- **Given text**:

Wednesday, August 10, 2011

Songkran Part 2

Only in Thailand can different cities have different dates for national holidays. The followng weekend was Songkran in a town called Phra Phadaeng, a predominately Mon populated town (all I know is Mon is somewhere up in the northeast.) We had heard that this Songkran gets really wild every year. When Katie and I mentioned it to our Thai friends they looked terrified for us.
“They will try to feel your chest, it’s okay to hit them,” one said.
“They will rub mud all over you,” said another. “You tell them to get away very strongly.”
We were a bit more intrigued then deterred from this idea. And as luck would have it we had two OEG friends living in The Daeng. And so the next weekend we grabbed our water-tight money/camera bags and headed to The Daeng with the new farang teacher at Sunflower, Joe.
There are many reasons that this celebration was probably my favorite Songkran (poor Joe getting a surprise fat kiss from a lady boy on his first weekend in Thailand being high on the list.) Chiang Mai was crazy-party-madness everywhere. While the Daeng was quite mad it was traditional madness. Along with our OEG friends we were the only farang in the town, which meant we were very popular. While water was still thrown everywhere and hoses were still conveniently placed the local tradition was to spread a watery clay all over everyone you saw. It’s blessing is similar to the one my kiddos received from their elders with the blessed water. The parade was more Macy’s Day then spiritual Buddha. The procession began with a float carrying a blue-grassy band instead of traditional Thai music. The king and queen’s float came next, followed by the beauty queen float. Balloons and crazy paper-mache statues were attached to each float carry Buddha's from the different temples.  And unlike Chiang Mai, the parade only lasted about half an hour. The people weren’t nearly as grabby as I’d been warned and overall, they enjoyed the farang making a spectacle out of ourselves as we rubbed clay over everyone as they rubbed it on us (one of our co-workers even saw us on the news.)

Layout coordinate data:
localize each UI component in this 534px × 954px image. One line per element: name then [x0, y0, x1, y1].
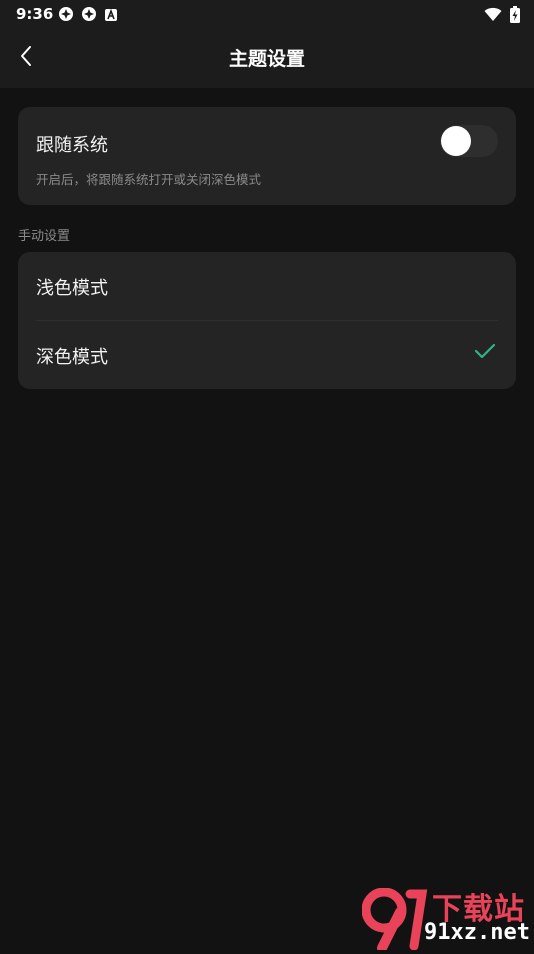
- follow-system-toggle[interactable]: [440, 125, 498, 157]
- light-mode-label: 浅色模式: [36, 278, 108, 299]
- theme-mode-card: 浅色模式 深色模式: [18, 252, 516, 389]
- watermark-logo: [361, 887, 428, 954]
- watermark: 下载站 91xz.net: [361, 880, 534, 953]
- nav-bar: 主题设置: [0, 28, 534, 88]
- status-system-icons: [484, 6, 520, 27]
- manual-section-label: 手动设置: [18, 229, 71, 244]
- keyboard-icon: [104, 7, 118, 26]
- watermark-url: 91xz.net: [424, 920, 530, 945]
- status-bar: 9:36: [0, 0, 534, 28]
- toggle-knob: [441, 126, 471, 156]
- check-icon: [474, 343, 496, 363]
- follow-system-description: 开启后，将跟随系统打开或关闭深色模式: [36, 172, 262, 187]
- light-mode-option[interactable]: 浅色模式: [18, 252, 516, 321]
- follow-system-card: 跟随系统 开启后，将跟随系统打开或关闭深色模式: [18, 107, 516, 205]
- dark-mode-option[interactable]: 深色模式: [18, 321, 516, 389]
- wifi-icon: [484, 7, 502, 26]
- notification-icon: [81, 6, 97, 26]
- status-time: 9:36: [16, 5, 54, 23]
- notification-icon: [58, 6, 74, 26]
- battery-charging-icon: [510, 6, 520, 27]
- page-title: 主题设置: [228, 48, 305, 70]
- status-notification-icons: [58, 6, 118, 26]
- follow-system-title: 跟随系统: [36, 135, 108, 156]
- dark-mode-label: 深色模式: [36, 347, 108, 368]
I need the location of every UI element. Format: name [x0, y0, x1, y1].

- **Objective A**:
From the records, give the lines between the one holding "- follow-system-toggle[interactable]: [440, 125, 498, 157]" and the one holding "- status-time: 9:36: [16, 5, 54, 23]", inclusive, as a numbered list with blank lines omitted.
- **Objective B**:
Take the post about celebrating Songkran in Phra Phadaeng further, picking up after its final sentence.

- **Task answer A**:
1. - follow-system-toggle[interactable]: [440, 125, 498, 157]
2. - light-mode-label: 浅色模式: [36, 278, 108, 299]
3. - theme-mode-card: 浅色模式 深色模式: [18, 252, 516, 389]
4. - watermark-logo: [361, 887, 428, 954]
5. - watermark: 下载站 91xz.net: [361, 880, 534, 953]
6. - nav-bar: 主题设置: [0, 28, 534, 88]
7. - status-system-icons: [484, 6, 520, 27]
8. - manual-section-label: 手动设置: [18, 229, 71, 244]
9. - keyboard-icon: [104, 7, 118, 26]
10. - watermark-url: 91xz.net: [424, 920, 530, 945]
11. - status-bar: 9:36: [0, 0, 534, 28]
12. - toggle-knob: [441, 126, 471, 156]
13. - check-icon: [474, 343, 496, 363]
14. - follow-system-description: 开启后，将跟随系统打开或关闭深色模式: [36, 172, 262, 187]
15. - light-mode-option[interactable]: 浅色模式: [18, 252, 516, 321]
16. - follow-system-card: 跟随系统 开启后，将跟随系统打开或关闭深色模式: [18, 107, 516, 205]
17. - dark-mode-option[interactable]: 深色模式: [18, 321, 516, 389]
18. - wifi-icon: [484, 7, 502, 26]
19. - notification-icon: [81, 6, 97, 26]
20. - status-time: 9:36: [16, 5, 54, 23]

- **Task answer B**:
Katie, Joe and I
Perhaps it’s because I like being surrounded by Thai’s having a crazy time on their holiday instead of crazy farangs that I enjoyed this celebration the most. Clay was rubbed over almost all uncovered parts of my body. The day was blissfully hot instead of chilled, though the buckets of ice water didn’t feel nearly as refreshing as I thought they would. The Mon people were going nuts. Even after the parade in every driveway and alley they were blaring music and throwing water and clay at each other. Every place we passed while walking around people tried to wave us over for food or drinks. Amongst all the madness you could still feel a bit of the gentle tradition of washing away the old and welcoming in the new. Although when we finally made it back to the dorms and stepped into the shower to clean off the crusted clay the only thing I felt was finally dry after weekends of being soaked to the bone.  
Hannah and Alana, our lovely hostesses.
We crashed the beauty queen dress rehearsal.
Random pictures of The Daeng.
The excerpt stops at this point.